## Set problem
Reproduce every entry exactly as shown.

--- START Provided data ---

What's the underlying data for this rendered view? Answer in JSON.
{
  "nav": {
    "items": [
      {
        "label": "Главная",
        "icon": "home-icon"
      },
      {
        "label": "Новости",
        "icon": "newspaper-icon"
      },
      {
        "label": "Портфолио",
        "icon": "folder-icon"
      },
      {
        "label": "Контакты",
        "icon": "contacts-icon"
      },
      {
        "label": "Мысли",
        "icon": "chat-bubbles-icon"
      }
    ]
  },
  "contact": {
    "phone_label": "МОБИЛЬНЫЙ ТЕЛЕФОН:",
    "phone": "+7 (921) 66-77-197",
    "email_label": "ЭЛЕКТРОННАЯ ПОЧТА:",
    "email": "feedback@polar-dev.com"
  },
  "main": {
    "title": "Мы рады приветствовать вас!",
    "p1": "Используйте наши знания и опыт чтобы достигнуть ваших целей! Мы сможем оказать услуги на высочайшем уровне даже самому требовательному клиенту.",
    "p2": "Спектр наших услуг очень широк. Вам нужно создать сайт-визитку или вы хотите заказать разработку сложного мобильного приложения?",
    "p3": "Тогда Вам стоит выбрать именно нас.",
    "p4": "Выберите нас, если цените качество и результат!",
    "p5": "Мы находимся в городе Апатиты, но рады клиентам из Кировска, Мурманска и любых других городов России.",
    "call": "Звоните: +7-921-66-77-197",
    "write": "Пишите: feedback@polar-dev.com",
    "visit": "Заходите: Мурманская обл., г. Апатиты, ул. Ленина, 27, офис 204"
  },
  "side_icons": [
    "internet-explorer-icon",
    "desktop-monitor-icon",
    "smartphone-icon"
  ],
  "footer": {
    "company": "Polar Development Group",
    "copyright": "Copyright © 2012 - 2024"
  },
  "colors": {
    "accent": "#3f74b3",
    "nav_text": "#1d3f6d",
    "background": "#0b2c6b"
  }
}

--- END Provided data ---

## Response
What's the underlying data for this rendered view? Answer in JSON.
{
  "nav": {
    "items": [
      {
        "label": "Главная",
        "icon": "home-icon"
      },
      {
        "label": "Новости",
        "icon": "newspaper-icon"
      },
      {
        "label": "Портфолио",
        "icon": "folder-icon"
      },
      {
        "label": "Контакты",
        "icon": "contacts-icon"
      },
      {
        "label": "Мысли",
        "icon": "chat-bubbles-icon"
      }
    ]
  },
  "contact": {
    "phone_label": "МОБИЛЬНЫЙ ТЕЛЕФОН:",
    "phone": "+7 (921) 66-77-197",
    "email_label": "ЭЛЕКТРОННАЯ ПОЧТА:",
    "email": "feedback@polar-dev.com"
  },
  "main": {
    "title": "Мы рады приветствовать вас!",
    "p1": "Используйте наши знания и опыт чтобы достигнуть ваших целей! Мы сможем оказать услуги на высочайшем уровне даже самому требовательному клиенту.",
    "p2": "Спектр наших услуг очень широк. Вам нужно создать сайт-визитку или вы хотите заказать разработку сложного мобильного приложения?",
    "p3": "Тогда Вам стоит выбрать именно нас.",
    "p4": "Выберите нас, если цените качество и результат!",
    "p5": "Мы находимся в городе Апатиты, но рады клиентам из Кировска, Мурманска и любых других городов России.",
    "call": "Звоните: +7-921-66-77-197",
    "write": "Пишите: feedback@polar-dev.com",
    "visit": "Заходите: Мурманская обл., г. Апатиты, ул. Ленина, 27, офис 204"
  },
  "side_icons": [
    "internet-explorer-icon",
    "desktop-monitor-icon",
    "smartphone-icon"
  ],
  "footer": {
    "company": "Polar Development Group",
    "copyright": "Copyright © 2012 - 2024"
  },
  "colors": {
    "accent": "#3f74b3",
    "nav_text": "#1d3f6d",
    "background": "#0b2c6b"
  }
}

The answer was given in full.